DATA:
◆ ◆ ◆ ◆

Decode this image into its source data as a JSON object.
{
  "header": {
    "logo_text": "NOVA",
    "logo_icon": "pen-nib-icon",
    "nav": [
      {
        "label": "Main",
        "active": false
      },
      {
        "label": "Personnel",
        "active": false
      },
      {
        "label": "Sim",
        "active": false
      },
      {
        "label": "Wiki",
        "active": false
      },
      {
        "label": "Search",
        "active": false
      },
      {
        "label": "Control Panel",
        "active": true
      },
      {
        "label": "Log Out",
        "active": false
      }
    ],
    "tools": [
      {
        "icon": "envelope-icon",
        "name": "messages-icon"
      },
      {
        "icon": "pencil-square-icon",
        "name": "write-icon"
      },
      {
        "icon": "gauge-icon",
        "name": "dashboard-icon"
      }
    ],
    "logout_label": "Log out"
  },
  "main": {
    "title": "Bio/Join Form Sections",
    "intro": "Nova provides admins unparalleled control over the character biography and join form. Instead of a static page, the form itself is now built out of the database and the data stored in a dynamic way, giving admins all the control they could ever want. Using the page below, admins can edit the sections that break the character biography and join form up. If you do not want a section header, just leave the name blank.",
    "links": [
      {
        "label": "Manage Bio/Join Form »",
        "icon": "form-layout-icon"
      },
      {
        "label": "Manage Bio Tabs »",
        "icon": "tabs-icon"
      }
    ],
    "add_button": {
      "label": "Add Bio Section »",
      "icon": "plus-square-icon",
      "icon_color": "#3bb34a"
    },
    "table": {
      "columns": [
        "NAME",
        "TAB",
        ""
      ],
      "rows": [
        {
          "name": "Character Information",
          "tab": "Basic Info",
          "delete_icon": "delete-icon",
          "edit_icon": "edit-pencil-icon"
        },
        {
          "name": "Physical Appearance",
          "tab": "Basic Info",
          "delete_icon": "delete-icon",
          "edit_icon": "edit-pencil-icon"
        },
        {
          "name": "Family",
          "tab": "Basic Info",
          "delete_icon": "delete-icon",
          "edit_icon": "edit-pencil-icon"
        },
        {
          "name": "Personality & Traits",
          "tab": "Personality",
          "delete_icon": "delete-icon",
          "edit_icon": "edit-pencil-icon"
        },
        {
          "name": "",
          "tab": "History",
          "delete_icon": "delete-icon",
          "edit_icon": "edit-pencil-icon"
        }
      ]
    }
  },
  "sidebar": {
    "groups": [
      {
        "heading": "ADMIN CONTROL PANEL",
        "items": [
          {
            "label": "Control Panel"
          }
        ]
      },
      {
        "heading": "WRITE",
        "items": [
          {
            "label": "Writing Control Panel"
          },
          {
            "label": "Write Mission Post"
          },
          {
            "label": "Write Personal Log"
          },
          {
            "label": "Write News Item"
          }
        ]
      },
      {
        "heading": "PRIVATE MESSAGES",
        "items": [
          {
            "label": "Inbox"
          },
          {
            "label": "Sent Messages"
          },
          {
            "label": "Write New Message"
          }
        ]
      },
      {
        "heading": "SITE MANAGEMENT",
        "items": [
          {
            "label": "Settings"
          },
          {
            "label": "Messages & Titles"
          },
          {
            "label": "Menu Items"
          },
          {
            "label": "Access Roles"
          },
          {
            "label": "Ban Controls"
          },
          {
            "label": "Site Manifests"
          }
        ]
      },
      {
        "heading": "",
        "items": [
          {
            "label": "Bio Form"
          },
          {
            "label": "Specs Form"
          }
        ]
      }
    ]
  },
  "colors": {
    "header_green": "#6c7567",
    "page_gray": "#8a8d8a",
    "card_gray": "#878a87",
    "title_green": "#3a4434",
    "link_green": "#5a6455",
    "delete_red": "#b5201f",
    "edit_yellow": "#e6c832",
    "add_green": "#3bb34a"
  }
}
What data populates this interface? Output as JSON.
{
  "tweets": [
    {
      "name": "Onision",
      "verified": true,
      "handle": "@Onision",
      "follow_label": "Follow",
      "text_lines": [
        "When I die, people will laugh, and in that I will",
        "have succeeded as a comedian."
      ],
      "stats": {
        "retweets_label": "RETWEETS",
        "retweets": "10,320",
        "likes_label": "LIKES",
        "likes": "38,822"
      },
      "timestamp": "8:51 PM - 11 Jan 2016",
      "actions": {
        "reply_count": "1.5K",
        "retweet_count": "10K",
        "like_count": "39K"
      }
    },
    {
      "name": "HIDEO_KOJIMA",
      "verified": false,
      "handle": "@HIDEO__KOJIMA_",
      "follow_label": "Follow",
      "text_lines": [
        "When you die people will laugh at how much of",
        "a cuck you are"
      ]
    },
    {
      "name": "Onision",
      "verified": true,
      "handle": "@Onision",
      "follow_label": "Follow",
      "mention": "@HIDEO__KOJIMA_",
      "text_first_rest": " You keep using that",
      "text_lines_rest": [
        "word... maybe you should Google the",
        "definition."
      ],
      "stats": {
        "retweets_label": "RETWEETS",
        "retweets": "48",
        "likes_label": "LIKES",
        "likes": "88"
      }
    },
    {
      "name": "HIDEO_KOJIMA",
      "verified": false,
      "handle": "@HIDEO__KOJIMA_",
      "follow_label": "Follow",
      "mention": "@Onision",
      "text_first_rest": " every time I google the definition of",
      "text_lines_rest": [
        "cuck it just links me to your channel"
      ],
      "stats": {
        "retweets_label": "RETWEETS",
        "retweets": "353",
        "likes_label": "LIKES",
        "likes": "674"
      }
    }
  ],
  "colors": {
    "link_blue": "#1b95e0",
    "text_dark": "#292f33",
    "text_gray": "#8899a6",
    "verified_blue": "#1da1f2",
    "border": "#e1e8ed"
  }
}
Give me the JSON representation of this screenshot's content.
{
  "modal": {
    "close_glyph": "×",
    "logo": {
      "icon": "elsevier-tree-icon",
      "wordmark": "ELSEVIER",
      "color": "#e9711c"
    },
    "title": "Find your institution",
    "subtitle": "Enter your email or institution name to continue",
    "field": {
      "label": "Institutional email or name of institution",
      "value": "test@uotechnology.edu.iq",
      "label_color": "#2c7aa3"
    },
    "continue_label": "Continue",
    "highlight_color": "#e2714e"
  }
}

◆ ◆ ◆ ◆

GIVEN TASK:
Retype the listing. Match it exactly.

SOLUTION TO THIS PROBLEM:
Decode this image into its source data as a JSON object.
{
  "header": {
    "logo_text": "NOVA",
    "logo_icon": "pen-nib-icon",
    "nav": [
      {
        "label": "Main",
        "active": false
      },
      {
        "label": "Personnel",
        "active": false
      },
      {
        "label": "Sim",
        "active": false
      },
      {
        "label": "Wiki",
        "active": false
      },
      {
        "label": "Search",
        "active": false
      },
      {
        "label": "Control Panel",
        "active": true
      },
      {
        "label": "Log Out",
        "active": false
      }
    ],
    "tools": [
      {
        "icon": "envelope-icon",
        "name": "messages-icon"
      },
      {
        "icon": "pencil-square-icon",
        "name": "write-icon"
      },
      {
        "icon": "gauge-icon",
        "name": "dashboard-icon"
      }
    ],
    "logout_label": "Log out"
  },
  "main": {
    "title": "Bio/Join Form Sections",
    "intro": "Nova provides admins unparalleled control over the character biography and join form. Instead of a static page, the form itself is now built out of the database and the data stored in a dynamic way, giving admins all the control they could ever want. Using the page below, admins can edit the sections that break the character biography and join form up. If you do not want a section header, just leave the name blank.",
    "links": [
      {
        "label": "Manage Bio/Join Form »",
        "icon": "form-layout-icon"
      },
      {
        "label": "Manage Bio Tabs »",
        "icon": "tabs-icon"
      }
    ],
    "add_button": {
      "label": "Add Bio Section »",
      "icon": "plus-square-icon",
      "icon_color": "#3bb34a"
    },
    "table": {
      "columns": [
        "NAME",
        "TAB",
        ""
      ],
      "rows": [
        {
          "name": "Character Information",
          "tab": "Basic Info",
          "delete_icon": "delete-icon",
          "edit_icon": "edit-pencil-icon"
        },
        {
          "name": "Physical Appearance",
          "tab": "Basic Info",
          "delete_icon": "delete-icon",
          "edit_icon": "edit-pencil-icon"
        },
        {
          "name": "Family",
          "tab": "Basic Info",
          "delete_icon": "delete-icon",
          "edit_icon": "edit-pencil-icon"
        },
        {
          "name": "Personality & Traits",
          "tab": "Personality",
          "delete_icon": "delete-icon",
          "edit_icon": "edit-pencil-icon"
        },
        {
          "name": "",
          "tab": "History",
          "delete_icon": "delete-icon",
          "edit_icon": "edit-pencil-icon"
        }
      ]
    }
  },
  "sidebar": {
    "groups": [
      {
        "heading": "ADMIN CONTROL PANEL",
        "items": [
          {
            "label": "Control Panel"
          }
        ]
      },
      {
        "heading": "WRITE",
        "items": [
          {
            "label": "Writing Control Panel"
          },
          {
            "label": "Write Mission Post"
          },
          {
            "label": "Write Personal Log"
          },
          {
            "label": "Write News Item"
          }
        ]
      },
      {
        "heading": "PRIVATE MESSAGES",
        "items": [
          {
            "label": "Inbox"
          },
          {
            "label": "Sent Messages"
          },
          {
            "label": "Write New Message"
          }
        ]
      },
      {
        "heading": "SITE MANAGEMENT",
        "items": [
          {
            "label": "Settings"
          },
          {
            "label": "Messages & Titles"
          },
          {
            "label": "Menu Items"
          },
          {
            "label": "Access Roles"
          },
          {
            "label": "Ban Controls"
          },
          {
            "label": "Site Manifests"
          }
        ]
      },
      {
        "heading": "",
        "items": [
          {
            "label": "Bio Form"
          },
          {
            "label": "Specs Form"
          }
        ]
      }
    ]
  },
  "colors": {
    "header_green": "#6c7567",
    "page_gray": "#8a8d8a",
    "card_gray": "#878a87",
    "title_green": "#3a4434",
    "link_green": "#5a6455",
    "delete_red": "#b5201f",
    "edit_yellow": "#e6c832",
    "add_green": "#3bb34a"
  }
}
What data populates this interface? Output as JSON.
{
  "tweets": [
    {
      "name": "Onision",
      "verified": true,
      "handle": "@Onision",
      "follow_label": "Follow",
      "text_lines": [
        "When I die, people will laugh, and in that I will",
        "have succeeded as a comedian."
      ],
      "stats": {
        "retweets_label": "RETWEETS",
        "retweets": "10,320",
        "likes_label": "LIKES",
        "likes": "38,822"
      },
      "timestamp": "8:51 PM - 11 Jan 2016",
      "actions": {
        "reply_count": "1.5K",
        "retweet_count": "10K",
        "like_count": "39K"
      }
    },
    {
      "name": "HIDEO_KOJIMA",
      "verified": false,
      "handle": "@HIDEO__KOJIMA_",
      "follow_label": "Follow",
      "text_lines": [
        "When you die people will laugh at how much of",
        "a cuck you are"
      ]
    },
    {
      "name": "Onision",
      "verified": true,
      "handle": "@Onision",
      "follow_label": "Follow",
      "mention": "@HIDEO__KOJIMA_",
      "text_first_rest": " You keep using that",
      "text_lines_rest": [
        "word... maybe you should Google the",
        "definition."
      ],
      "stats": {
        "retweets_label": "RETWEETS",
        "retweets": "48",
        "likes_label": "LIKES",
        "likes": "88"
      }
    },
    {
      "name": "HIDEO_KOJIMA",
      "verified": false,
      "handle": "@HIDEO__KOJIMA_",
      "follow_label": "Follow",
      "mention": "@Onision",
      "text_first_rest": " every time I google the definition of",
      "text_lines_rest": [
        "cuck it just links me to your channel"
      ],
      "stats": {
        "retweets_label": "RETWEETS",
        "retweets": "353",
        "likes_label": "LIKES",
        "likes": "674"
      }
    }
  ],
  "colors": {
    "link_blue": "#1b95e0",
    "text_dark": "#292f33",
    "text_gray": "#8899a6",
    "verified_blue": "#1da1f2",
    "border": "#e1e8ed"
  }
}
Give me the JSON representation of this screenshot's content.
{
  "modal": {
    "close_glyph": "×",
    "logo": {
      "icon": "elsevier-tree-icon",
      "wordmark": "ELSEVIER",
      "color": "#e9711c"
    },
    "title": "Find your institution",
    "subtitle": "Enter your email or institution name to continue",
    "field": {
      "label": "Institutional email or name of institution",
      "value": "test@uotechnology.edu.iq",
      "label_color": "#2c7aa3"
    },
    "continue_label": "Continue",
    "highlight_color": "#e2714e"
  }
}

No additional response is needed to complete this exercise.